Brief - Filter this data down to the lines that hold "from", and copy them.

--- START OF Provided data ---

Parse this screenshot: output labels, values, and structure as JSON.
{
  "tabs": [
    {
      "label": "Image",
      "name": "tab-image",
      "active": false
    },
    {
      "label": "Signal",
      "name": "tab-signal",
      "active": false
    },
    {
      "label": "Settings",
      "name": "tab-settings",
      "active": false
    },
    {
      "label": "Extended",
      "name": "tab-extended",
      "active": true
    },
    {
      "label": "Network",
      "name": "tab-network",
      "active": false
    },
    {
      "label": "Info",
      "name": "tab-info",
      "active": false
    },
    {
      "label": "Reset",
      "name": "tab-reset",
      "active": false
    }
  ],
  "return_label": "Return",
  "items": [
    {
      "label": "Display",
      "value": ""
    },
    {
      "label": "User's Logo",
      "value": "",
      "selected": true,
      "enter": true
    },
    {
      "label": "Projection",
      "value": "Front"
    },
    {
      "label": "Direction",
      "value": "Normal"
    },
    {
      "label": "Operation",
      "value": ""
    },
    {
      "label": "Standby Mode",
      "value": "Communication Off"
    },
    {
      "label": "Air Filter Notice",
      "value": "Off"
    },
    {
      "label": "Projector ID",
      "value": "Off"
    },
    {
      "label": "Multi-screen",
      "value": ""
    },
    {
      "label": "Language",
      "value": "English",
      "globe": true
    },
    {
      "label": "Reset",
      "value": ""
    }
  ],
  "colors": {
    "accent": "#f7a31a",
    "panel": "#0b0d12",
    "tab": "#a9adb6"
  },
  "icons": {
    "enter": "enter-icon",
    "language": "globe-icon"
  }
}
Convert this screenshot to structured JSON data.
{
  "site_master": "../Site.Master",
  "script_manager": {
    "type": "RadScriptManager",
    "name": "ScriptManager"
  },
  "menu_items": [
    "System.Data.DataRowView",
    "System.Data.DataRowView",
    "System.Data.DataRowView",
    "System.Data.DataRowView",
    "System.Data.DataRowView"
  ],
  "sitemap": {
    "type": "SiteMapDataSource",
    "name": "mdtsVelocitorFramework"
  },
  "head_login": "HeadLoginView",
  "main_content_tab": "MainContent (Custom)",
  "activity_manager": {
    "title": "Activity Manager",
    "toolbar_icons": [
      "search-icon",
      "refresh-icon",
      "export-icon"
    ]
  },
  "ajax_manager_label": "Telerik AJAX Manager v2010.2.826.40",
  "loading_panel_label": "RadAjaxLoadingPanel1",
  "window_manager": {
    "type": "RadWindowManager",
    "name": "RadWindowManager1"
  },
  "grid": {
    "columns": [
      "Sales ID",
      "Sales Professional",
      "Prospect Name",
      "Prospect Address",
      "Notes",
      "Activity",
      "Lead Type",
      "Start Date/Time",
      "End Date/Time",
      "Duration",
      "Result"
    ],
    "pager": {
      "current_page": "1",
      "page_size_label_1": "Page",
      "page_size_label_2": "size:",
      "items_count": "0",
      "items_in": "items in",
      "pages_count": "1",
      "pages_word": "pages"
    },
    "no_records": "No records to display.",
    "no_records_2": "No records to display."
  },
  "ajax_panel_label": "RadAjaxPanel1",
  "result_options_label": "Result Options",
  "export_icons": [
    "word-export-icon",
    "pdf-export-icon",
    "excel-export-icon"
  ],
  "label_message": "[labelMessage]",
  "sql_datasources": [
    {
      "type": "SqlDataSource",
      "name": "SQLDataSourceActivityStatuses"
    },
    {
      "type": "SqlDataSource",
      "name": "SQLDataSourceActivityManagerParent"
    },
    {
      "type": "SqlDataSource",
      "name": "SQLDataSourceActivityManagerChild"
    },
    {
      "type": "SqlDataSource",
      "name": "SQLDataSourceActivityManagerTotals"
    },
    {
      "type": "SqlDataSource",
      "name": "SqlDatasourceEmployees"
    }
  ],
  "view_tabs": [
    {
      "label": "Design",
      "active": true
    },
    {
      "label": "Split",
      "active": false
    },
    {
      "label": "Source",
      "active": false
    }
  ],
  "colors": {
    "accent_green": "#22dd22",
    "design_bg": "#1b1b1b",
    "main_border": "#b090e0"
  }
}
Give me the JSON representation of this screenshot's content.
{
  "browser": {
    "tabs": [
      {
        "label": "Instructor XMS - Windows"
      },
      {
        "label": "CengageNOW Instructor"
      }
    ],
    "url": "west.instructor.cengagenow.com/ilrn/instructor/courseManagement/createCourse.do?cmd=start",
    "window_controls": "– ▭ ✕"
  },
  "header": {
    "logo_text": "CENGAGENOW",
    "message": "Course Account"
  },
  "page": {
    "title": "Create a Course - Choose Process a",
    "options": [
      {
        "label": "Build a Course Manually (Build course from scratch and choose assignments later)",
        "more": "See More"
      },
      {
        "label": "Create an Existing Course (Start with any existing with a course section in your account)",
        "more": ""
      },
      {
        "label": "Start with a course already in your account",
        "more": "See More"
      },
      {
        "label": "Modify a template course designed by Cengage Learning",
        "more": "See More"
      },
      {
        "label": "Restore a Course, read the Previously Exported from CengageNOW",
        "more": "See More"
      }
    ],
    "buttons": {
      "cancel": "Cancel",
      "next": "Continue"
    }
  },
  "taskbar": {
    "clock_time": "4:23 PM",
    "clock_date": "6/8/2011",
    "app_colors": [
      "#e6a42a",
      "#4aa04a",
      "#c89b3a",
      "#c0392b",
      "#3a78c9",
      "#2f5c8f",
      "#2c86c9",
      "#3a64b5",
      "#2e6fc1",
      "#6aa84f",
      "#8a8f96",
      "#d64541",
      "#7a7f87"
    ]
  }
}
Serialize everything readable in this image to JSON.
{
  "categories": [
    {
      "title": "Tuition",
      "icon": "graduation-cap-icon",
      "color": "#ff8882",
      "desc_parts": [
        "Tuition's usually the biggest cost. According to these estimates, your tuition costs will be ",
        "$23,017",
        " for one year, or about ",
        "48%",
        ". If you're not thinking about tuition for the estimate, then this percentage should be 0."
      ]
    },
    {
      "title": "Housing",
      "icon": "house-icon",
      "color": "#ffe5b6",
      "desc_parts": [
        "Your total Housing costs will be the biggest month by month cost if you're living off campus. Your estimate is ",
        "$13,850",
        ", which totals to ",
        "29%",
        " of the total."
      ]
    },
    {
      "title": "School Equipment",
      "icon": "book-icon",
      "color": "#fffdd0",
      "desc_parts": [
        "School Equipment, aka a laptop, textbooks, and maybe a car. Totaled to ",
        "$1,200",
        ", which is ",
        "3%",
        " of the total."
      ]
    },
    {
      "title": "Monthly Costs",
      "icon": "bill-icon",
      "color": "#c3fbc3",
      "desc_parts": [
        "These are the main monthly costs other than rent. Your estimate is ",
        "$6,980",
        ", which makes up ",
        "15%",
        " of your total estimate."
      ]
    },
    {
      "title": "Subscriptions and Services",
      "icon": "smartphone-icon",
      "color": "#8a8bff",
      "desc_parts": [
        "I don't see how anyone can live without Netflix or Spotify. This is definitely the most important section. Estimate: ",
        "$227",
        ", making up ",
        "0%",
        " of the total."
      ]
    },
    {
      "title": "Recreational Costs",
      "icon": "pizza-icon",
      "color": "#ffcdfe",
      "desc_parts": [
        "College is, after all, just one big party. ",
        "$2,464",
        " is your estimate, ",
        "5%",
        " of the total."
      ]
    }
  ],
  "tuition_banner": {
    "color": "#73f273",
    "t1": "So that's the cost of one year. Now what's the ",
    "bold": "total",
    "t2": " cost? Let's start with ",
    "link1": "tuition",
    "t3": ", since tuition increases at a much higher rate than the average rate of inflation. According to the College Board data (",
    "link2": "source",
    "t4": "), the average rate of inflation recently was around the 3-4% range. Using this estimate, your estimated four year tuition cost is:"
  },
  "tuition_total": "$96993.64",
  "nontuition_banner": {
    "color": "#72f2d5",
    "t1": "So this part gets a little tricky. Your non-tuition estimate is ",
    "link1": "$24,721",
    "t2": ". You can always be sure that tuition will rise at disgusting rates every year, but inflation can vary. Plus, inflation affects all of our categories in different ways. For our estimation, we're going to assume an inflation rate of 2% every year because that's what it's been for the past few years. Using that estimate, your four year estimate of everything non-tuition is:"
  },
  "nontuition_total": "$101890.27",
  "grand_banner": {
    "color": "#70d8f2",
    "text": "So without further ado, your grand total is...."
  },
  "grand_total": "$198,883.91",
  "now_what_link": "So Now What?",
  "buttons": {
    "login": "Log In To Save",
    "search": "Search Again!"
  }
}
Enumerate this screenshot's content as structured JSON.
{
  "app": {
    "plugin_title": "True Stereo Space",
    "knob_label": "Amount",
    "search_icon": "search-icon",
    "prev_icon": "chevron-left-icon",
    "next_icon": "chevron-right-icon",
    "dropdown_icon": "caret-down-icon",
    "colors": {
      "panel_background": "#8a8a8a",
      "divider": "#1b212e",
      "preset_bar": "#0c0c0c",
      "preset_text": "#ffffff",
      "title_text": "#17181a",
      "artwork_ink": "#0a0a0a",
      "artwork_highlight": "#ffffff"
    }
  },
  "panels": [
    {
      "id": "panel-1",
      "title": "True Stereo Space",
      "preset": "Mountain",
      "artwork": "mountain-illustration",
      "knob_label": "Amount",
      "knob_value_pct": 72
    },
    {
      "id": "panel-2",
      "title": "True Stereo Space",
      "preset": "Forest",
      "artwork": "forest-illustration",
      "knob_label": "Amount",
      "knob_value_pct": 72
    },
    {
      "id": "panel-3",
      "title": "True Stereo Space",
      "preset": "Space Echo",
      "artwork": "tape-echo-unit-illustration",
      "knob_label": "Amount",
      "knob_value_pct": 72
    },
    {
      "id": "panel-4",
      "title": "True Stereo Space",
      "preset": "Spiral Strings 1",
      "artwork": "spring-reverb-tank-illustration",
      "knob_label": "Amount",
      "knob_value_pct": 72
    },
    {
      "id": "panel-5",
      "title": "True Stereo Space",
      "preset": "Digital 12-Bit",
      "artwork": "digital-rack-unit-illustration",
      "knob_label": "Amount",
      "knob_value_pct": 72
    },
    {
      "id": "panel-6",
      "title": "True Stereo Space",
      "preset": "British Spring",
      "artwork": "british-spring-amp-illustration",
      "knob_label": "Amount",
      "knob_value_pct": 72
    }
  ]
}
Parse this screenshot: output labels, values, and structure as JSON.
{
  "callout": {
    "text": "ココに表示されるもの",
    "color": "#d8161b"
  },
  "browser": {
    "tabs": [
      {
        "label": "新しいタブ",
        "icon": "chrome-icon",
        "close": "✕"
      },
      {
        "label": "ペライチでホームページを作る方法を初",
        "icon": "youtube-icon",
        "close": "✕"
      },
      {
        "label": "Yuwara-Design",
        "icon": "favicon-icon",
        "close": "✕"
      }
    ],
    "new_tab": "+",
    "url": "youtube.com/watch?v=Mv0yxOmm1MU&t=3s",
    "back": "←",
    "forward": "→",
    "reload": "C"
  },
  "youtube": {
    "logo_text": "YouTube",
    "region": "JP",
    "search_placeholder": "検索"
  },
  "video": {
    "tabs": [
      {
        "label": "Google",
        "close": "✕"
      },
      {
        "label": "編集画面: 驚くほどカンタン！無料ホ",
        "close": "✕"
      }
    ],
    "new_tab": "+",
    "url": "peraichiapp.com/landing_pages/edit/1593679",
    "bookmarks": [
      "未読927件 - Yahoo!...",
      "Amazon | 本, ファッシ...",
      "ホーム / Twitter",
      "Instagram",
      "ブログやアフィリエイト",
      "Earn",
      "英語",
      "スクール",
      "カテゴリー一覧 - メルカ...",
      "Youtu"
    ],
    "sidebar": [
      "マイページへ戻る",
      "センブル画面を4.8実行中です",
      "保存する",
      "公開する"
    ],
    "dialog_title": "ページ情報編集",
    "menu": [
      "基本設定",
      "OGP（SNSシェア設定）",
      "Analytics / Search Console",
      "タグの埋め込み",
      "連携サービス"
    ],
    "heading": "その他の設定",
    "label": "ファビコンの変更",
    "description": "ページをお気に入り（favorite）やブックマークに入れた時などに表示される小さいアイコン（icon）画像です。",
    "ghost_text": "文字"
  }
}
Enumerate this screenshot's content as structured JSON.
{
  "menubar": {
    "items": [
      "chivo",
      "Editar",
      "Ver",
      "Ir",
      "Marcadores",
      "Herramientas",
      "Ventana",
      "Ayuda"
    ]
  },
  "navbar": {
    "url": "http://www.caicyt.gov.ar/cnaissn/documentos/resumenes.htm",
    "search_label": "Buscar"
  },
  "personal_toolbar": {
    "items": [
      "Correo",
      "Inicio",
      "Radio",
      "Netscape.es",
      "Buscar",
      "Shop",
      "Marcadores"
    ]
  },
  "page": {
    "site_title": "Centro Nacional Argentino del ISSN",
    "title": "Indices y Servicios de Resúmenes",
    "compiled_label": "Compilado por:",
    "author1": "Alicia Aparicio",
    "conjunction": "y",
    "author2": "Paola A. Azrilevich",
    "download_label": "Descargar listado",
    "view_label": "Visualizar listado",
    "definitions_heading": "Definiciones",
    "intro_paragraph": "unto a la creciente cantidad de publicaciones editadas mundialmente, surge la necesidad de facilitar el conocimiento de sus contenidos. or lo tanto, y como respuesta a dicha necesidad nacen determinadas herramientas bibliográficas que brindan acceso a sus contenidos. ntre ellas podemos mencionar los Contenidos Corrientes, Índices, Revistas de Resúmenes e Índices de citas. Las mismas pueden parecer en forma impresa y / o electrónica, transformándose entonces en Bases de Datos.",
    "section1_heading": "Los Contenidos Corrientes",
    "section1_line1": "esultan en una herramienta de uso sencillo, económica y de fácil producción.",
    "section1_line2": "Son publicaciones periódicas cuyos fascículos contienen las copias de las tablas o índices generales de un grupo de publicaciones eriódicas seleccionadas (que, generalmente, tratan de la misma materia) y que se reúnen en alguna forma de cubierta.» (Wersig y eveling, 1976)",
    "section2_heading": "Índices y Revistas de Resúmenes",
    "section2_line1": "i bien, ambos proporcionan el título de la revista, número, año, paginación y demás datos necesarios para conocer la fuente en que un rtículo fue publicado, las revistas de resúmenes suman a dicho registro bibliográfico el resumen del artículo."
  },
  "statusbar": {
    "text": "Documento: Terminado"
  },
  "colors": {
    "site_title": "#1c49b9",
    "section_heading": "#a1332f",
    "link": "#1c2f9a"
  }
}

--- END OF Provided data ---

The answer -
        "label": "Build a Course Manually (Build course from scratch and choose assignments later)",
        "label": "Restore a Course, read the Previously Exported from CengageNOW",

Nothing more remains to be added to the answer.